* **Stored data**
************

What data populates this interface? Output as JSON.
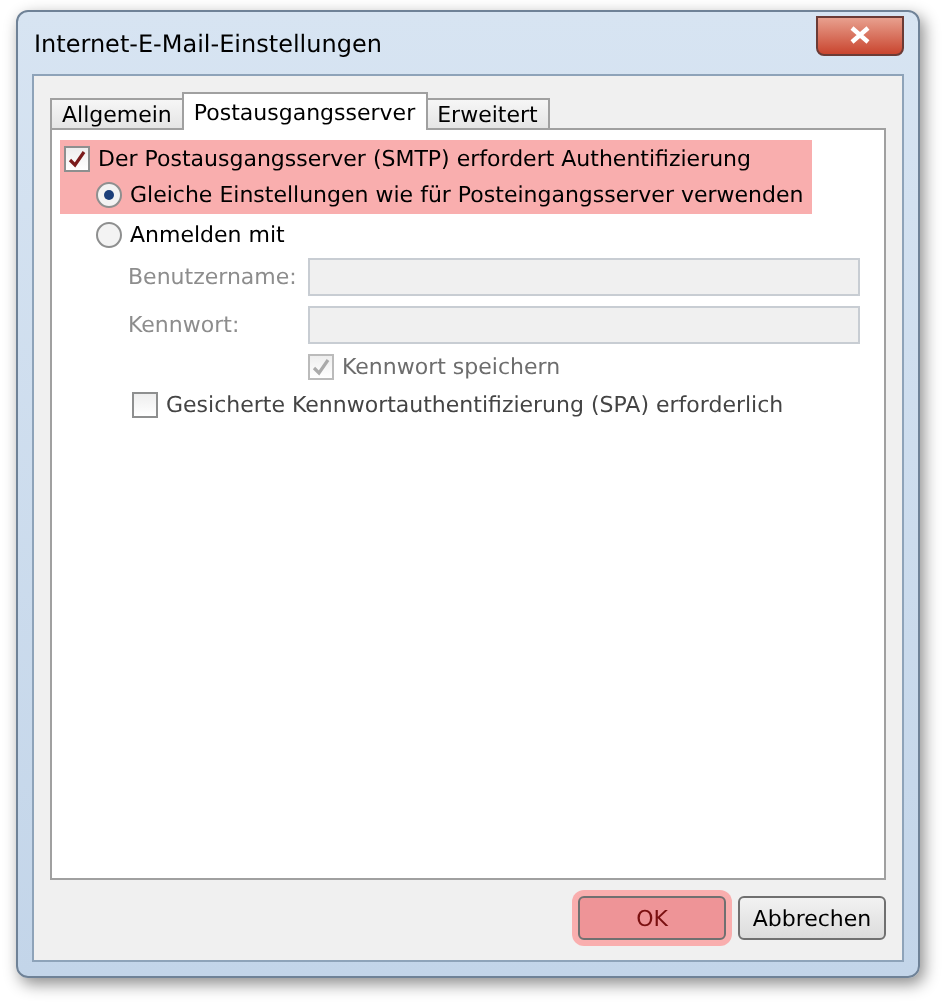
{
  "window": {
    "title": "Internet-E-Mail-Einstellungen"
  },
  "tabs": [
    {
      "label": "Allgemein",
      "selected": false
    },
    {
      "label": "Postausgangsserver",
      "selected": true
    },
    {
      "label": "Erweitert",
      "selected": false
    }
  ],
  "auth": {
    "label": "Der Postausgangsserver (SMTP) erfordert Authentifizierung",
    "checked": true,
    "highlighted": true
  },
  "modes": [
    {
      "label": "Gleiche Einstellungen wie für Posteingangsserver verwenden",
      "selected": true,
      "highlighted": true
    },
    {
      "label": "Anmelden mit",
      "selected": false,
      "highlighted": false
    }
  ],
  "fields": [
    {
      "label": "Benutzername:",
      "disabled": true
    },
    {
      "label": "Kennwort:",
      "disabled": true
    }
  ],
  "save_password": {
    "label": "Kennwort speichern",
    "checked": true,
    "disabled": true
  },
  "spa": {
    "label": "Gesicherte Kennwortauthentifizierung (SPA) erforderlich",
    "checked": false,
    "disabled": false
  },
  "buttons": [
    {
      "label": "OK",
      "highlighted": true
    },
    {
      "label": "Abbrechen",
      "highlighted": false
    }
  ]
}
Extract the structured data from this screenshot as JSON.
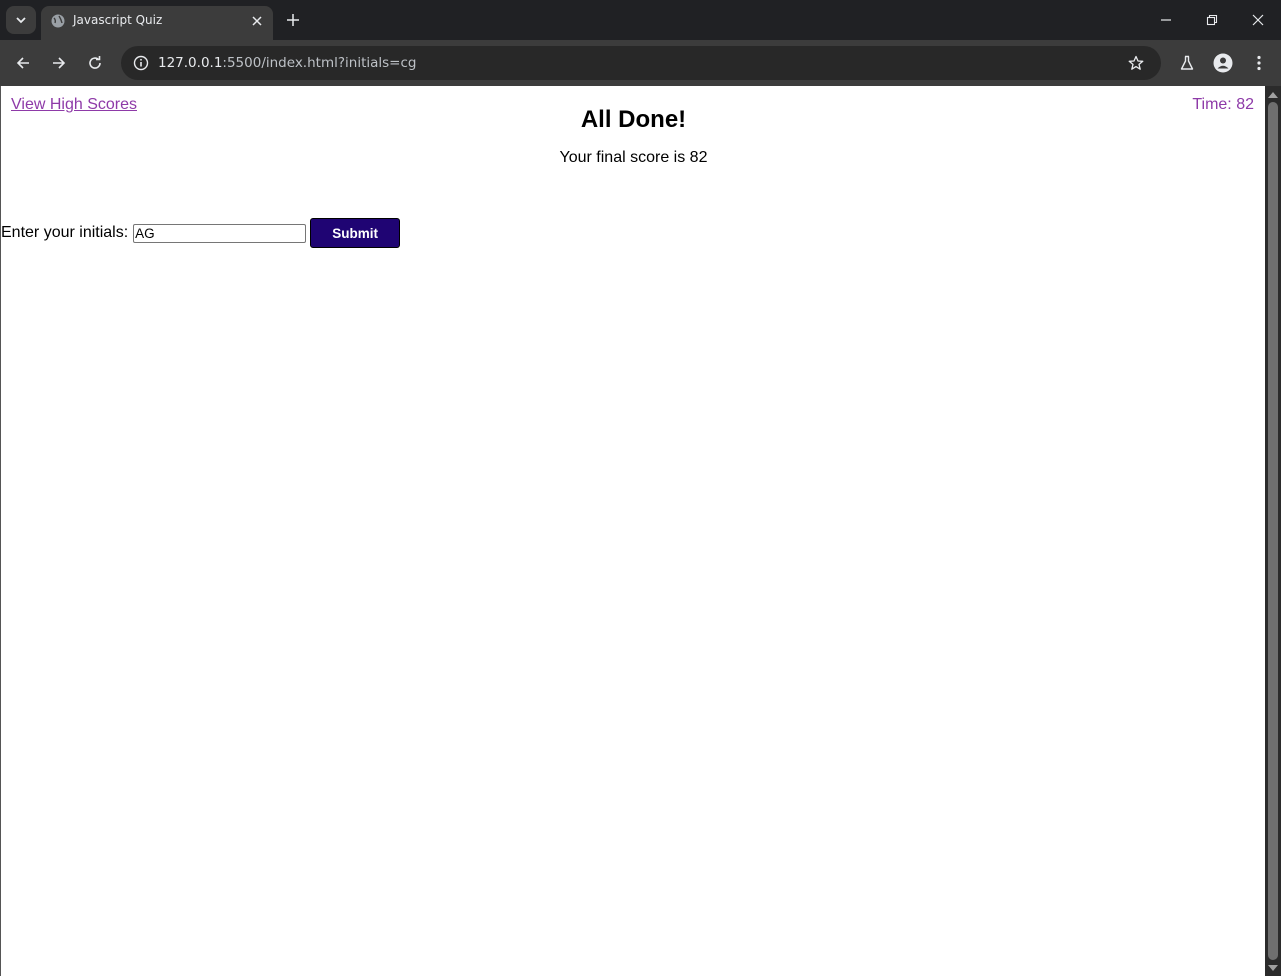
{
  "browser": {
    "tab_title": "Javascript Quiz",
    "url_host": "127.0.0.1",
    "url_rest": ":5500/index.html?initials=cg",
    "icons": {
      "tab_search": "chevron-down-icon",
      "favicon": "globe-icon",
      "tab_close": "close-icon",
      "new_tab": "plus-icon",
      "back": "arrow-left-icon",
      "forward": "arrow-right-icon",
      "reload": "reload-icon",
      "site_info": "info-icon",
      "bookmark": "star-icon",
      "labs": "flask-icon",
      "profile": "person-icon",
      "menu": "kebab-menu-icon"
    }
  },
  "page": {
    "high_scores_link": "View High Scores",
    "timer_label": "Time: 82",
    "title": "All Done!",
    "final_score_text": "Your final score is 82",
    "initials_label": "Enter your initials:",
    "initials_value": "AG",
    "submit_label": "Submit"
  },
  "colors": {
    "link_purple": "#8e3aa8",
    "submit_bg": "#1f0473",
    "browser_dark": "#202124",
    "toolbar": "#3c3c3c"
  }
}
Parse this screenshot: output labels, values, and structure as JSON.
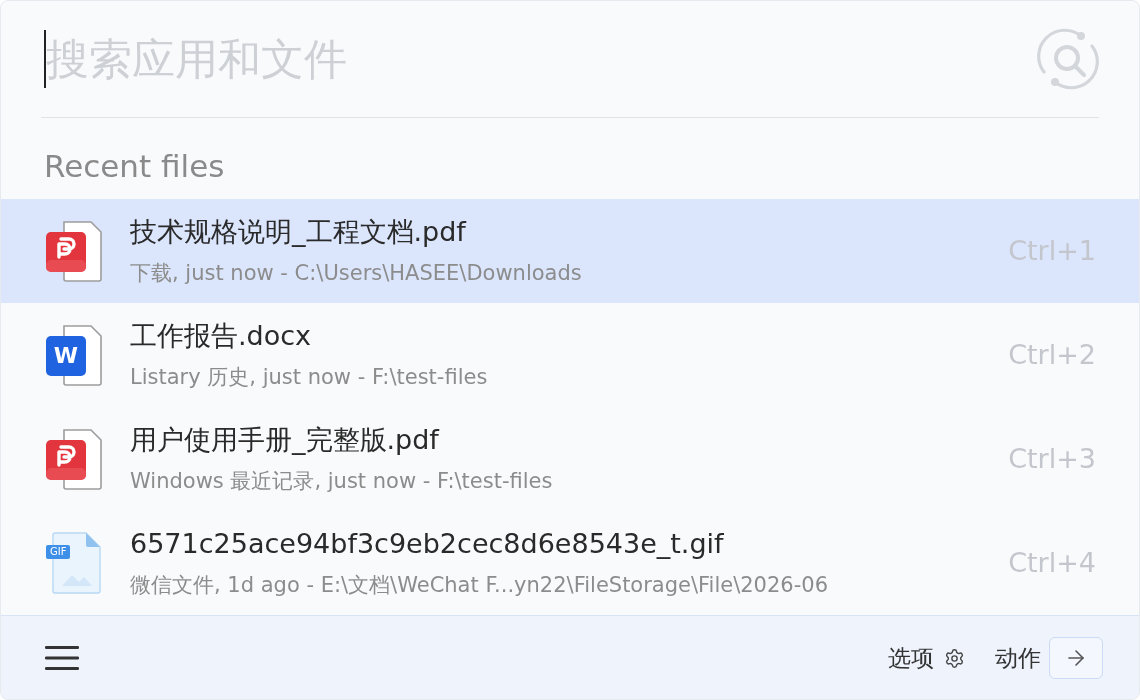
{
  "search": {
    "placeholder": "搜索应用和文件"
  },
  "section_title": "Recent files",
  "files": [
    {
      "kind": "pdf",
      "name": "技术规格说明_工程文档.pdf",
      "detail": "下载, just now - C:\\Users\\HASEE\\Downloads",
      "shortcut": "Ctrl+1",
      "selected": true
    },
    {
      "kind": "word",
      "badge": "W",
      "name": "工作报告.docx",
      "detail": "Listary 历史, just now - F:\\test-files",
      "shortcut": "Ctrl+2",
      "selected": false
    },
    {
      "kind": "pdf",
      "name": "用户使用手册_完整版.pdf",
      "detail": "Windows 最近记录, just now - F:\\test-files",
      "shortcut": "Ctrl+3",
      "selected": false
    },
    {
      "kind": "gif",
      "badge": "GIF",
      "name": "6571c25ace94bf3c9eb2cec8d6e8543e_t.gif",
      "detail": "微信文件, 1d ago - E:\\文档\\WeChat F...yn22\\FileStorage\\File\\2026-06",
      "shortcut": "Ctrl+4",
      "selected": false
    }
  ],
  "footer": {
    "options_label": "选项",
    "action_label": "动作"
  }
}
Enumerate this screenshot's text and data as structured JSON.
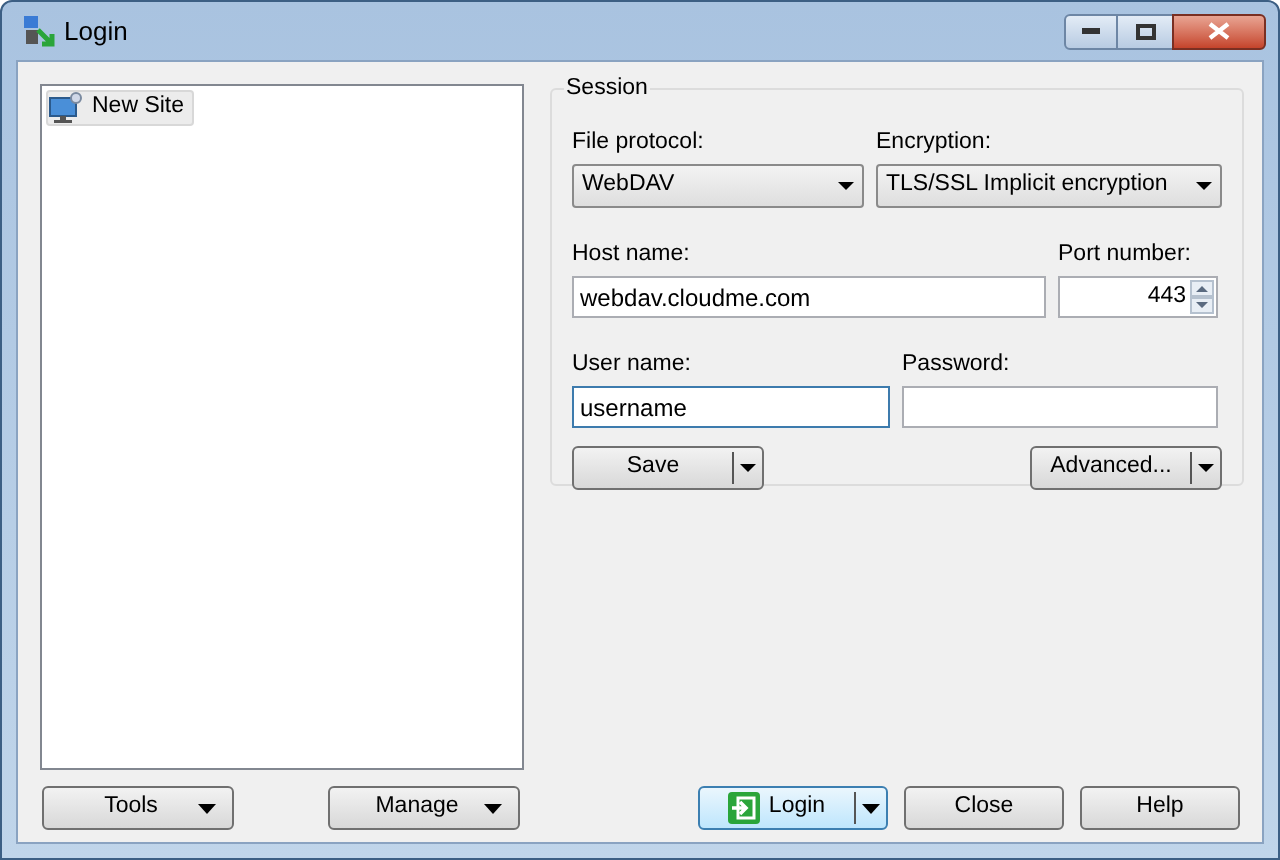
{
  "window": {
    "title": "Login"
  },
  "sites": [
    {
      "label": "New Site",
      "selected": true
    }
  ],
  "session": {
    "title": "Session",
    "file_protocol": {
      "label": "File protocol:",
      "value": "WebDAV"
    },
    "encryption": {
      "label": "Encryption:",
      "value": "TLS/SSL Implicit encryption"
    },
    "host_name": {
      "label": "Host name:",
      "value": "webdav.cloudme.com"
    },
    "port_number": {
      "label": "Port number:",
      "value": "443"
    },
    "user_name": {
      "label": "User name:",
      "value": "username",
      "focused": true
    },
    "password": {
      "label": "Password:"
    },
    "save_button": "Save",
    "advanced_button": "Advanced..."
  },
  "buttons": [
    {
      "label": "Tools",
      "kind": "menu",
      "default": false
    },
    {
      "label": "Manage",
      "kind": "menu",
      "default": false
    },
    {
      "label": "Login",
      "kind": "split",
      "default": true
    },
    {
      "label": "Close",
      "kind": "plain",
      "default": false
    },
    {
      "label": "Help",
      "kind": "plain",
      "default": false
    }
  ]
}
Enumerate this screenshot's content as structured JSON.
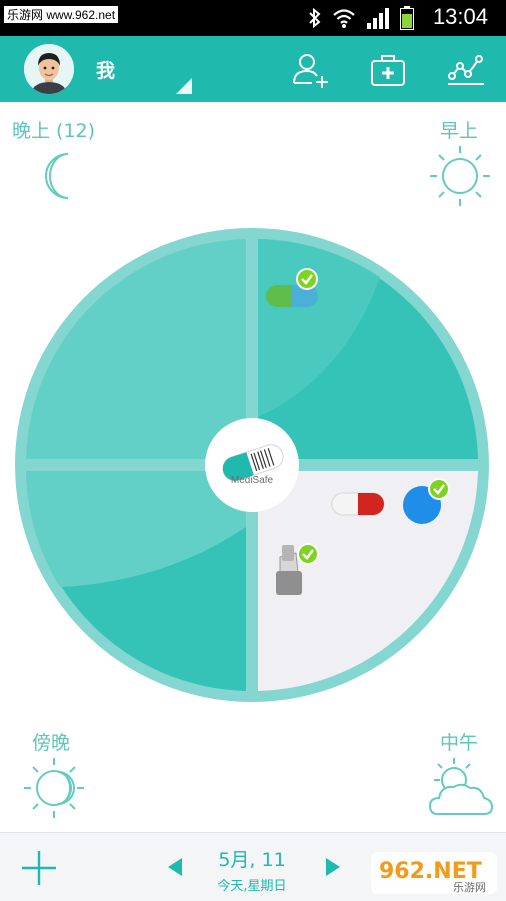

************

Look through the records above and report how many lines hold the word "Einstellungen", giving only the number.

2